Below are some records; work out how many of their lines contain "Close" and give the number only.

━━━ AVAILABLE DATA

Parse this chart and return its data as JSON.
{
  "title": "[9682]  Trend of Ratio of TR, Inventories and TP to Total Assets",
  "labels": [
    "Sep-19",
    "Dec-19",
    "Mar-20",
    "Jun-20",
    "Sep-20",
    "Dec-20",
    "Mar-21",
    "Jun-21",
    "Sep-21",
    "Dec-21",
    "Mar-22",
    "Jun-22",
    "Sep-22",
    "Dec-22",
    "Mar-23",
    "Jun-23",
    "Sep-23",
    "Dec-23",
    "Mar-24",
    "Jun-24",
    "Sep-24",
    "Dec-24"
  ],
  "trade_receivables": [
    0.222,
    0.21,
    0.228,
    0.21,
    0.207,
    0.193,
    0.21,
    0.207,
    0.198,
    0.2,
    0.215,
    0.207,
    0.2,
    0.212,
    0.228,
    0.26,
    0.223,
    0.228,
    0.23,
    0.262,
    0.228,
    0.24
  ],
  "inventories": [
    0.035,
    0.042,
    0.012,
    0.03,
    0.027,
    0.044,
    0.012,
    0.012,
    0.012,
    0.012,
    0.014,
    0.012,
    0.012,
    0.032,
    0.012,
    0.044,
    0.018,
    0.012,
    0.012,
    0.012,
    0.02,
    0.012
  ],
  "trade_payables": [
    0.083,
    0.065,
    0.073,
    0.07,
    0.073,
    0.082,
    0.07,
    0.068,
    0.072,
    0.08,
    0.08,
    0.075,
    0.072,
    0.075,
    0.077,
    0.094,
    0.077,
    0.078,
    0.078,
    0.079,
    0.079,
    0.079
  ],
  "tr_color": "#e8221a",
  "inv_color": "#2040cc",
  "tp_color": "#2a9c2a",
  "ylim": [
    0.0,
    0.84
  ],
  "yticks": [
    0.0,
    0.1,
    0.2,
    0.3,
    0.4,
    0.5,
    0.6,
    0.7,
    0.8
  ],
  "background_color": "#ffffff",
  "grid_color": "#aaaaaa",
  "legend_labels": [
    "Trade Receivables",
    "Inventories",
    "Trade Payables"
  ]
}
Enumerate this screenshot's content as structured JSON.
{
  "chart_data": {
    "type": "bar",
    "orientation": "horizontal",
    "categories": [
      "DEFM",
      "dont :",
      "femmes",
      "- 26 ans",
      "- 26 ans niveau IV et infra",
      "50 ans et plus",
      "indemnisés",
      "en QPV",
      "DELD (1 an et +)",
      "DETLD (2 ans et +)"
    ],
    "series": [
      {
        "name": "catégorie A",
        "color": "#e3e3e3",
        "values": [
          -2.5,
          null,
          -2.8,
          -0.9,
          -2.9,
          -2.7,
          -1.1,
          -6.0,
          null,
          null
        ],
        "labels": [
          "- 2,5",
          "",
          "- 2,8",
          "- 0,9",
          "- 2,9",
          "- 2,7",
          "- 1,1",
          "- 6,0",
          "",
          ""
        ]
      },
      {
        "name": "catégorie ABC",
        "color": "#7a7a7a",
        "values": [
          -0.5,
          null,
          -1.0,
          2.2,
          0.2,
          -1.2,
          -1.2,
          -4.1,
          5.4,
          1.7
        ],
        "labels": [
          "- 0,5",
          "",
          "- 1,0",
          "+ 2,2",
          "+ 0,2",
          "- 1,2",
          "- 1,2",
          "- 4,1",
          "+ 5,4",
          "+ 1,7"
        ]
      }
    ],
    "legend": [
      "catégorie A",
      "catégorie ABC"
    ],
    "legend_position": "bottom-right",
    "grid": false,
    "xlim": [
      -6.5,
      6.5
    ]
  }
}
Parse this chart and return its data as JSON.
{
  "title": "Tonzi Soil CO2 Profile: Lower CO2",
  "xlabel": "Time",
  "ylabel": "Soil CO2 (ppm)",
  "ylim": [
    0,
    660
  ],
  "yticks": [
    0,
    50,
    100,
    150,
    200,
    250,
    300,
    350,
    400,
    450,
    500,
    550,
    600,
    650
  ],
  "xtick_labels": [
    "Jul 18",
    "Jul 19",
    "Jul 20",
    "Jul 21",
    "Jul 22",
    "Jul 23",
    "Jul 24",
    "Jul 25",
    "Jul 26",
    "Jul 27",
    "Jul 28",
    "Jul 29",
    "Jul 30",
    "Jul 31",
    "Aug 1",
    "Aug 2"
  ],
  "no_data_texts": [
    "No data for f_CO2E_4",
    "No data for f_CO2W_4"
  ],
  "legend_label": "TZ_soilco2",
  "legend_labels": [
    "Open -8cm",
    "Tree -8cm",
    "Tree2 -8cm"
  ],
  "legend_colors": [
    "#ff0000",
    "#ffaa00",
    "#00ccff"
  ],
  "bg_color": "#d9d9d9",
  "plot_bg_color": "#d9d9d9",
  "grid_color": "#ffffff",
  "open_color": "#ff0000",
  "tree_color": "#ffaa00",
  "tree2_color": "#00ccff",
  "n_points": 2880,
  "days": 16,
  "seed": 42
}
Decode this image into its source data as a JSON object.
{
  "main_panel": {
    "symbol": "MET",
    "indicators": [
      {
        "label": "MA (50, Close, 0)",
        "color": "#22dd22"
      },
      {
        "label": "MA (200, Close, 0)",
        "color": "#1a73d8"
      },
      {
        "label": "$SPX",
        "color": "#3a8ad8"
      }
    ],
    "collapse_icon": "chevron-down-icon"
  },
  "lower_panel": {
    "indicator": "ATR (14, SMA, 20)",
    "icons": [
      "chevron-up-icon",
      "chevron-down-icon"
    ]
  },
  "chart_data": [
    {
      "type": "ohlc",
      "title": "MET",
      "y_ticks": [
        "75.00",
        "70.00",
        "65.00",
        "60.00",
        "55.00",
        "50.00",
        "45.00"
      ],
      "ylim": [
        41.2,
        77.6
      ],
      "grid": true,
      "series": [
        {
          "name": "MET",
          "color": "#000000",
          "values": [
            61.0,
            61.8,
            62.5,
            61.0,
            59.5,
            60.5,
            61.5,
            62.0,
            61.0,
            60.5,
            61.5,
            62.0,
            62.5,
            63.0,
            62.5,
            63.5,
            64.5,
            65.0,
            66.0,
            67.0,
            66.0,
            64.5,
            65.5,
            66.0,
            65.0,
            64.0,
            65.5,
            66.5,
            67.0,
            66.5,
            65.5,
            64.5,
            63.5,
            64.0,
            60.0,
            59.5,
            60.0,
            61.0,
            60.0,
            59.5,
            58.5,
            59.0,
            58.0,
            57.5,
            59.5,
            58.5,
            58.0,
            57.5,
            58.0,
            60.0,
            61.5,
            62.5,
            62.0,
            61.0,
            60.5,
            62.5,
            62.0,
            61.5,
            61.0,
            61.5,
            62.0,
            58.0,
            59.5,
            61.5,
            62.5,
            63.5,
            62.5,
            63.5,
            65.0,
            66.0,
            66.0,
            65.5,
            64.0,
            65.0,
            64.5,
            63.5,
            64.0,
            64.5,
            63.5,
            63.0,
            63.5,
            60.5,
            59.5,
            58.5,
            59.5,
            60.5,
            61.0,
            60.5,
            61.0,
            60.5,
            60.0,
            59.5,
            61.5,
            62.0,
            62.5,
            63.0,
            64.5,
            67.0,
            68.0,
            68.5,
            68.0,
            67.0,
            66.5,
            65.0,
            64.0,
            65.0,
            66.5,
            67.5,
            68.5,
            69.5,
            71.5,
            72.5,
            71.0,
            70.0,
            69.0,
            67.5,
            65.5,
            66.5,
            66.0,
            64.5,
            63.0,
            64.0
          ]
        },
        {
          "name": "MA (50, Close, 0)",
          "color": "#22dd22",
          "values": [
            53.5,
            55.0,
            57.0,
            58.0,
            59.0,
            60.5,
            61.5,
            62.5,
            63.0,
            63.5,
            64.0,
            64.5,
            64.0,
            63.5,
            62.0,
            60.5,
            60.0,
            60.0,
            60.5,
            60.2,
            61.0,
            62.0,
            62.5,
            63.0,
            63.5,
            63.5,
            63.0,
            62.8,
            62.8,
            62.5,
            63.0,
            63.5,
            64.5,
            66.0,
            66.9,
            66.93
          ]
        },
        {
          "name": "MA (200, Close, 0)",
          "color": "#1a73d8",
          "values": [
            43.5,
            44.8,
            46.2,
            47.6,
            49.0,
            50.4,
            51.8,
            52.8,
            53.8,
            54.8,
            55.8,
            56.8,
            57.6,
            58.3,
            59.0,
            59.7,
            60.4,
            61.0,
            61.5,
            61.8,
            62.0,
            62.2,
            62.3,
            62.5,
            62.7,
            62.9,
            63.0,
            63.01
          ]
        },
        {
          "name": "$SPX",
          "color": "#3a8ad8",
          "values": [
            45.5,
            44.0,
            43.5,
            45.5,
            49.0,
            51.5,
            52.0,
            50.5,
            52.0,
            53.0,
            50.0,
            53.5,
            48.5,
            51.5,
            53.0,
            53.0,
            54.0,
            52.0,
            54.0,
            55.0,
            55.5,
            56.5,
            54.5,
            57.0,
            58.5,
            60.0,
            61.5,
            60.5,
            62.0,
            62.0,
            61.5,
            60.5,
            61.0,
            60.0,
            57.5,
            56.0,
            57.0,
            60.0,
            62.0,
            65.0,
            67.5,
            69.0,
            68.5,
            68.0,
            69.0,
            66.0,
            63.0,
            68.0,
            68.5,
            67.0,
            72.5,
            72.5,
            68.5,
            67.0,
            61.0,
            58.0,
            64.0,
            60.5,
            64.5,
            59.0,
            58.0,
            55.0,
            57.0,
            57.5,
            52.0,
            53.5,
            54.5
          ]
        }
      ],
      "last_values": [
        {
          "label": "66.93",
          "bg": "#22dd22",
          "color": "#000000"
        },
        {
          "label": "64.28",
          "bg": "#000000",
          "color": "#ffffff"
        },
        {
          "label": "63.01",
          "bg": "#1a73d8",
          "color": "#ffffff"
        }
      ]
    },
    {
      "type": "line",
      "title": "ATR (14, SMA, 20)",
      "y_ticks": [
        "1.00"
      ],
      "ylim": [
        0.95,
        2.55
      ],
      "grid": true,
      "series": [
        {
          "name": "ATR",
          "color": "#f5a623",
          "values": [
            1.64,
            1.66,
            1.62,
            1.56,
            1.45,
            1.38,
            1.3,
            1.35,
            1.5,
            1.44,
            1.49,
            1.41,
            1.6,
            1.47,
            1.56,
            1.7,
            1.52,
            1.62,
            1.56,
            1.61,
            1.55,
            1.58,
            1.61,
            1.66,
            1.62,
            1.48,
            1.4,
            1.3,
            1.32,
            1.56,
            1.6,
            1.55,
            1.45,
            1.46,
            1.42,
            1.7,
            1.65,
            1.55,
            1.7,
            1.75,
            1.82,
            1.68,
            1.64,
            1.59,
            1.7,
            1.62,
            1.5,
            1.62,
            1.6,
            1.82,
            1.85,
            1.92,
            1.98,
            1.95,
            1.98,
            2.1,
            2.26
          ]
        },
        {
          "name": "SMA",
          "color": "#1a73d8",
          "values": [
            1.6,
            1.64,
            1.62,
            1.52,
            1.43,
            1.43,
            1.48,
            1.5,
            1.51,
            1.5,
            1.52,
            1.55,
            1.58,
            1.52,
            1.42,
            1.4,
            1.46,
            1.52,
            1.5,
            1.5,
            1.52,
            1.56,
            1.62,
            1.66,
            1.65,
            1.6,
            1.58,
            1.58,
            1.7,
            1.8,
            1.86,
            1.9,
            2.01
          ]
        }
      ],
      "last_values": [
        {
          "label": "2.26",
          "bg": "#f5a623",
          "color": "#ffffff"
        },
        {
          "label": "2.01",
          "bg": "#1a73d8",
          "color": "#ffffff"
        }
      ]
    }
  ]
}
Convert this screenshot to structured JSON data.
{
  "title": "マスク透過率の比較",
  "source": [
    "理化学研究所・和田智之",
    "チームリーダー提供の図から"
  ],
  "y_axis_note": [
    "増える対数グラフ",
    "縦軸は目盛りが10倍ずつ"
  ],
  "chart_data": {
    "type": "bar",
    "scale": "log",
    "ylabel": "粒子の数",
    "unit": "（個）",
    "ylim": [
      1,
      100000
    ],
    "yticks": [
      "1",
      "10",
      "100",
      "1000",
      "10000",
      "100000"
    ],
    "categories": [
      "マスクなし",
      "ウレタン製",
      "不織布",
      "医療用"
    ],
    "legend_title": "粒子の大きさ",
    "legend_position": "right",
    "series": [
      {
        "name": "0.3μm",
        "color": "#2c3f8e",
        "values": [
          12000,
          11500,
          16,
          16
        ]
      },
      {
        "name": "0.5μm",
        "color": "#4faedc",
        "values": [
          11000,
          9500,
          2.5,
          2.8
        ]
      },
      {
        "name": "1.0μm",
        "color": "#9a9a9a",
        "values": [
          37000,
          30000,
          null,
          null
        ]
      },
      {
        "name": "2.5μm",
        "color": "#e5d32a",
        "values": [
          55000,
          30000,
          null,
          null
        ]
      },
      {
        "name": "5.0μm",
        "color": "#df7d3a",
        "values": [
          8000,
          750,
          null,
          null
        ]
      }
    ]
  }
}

━━━━━━

## FULL RESPONSE
4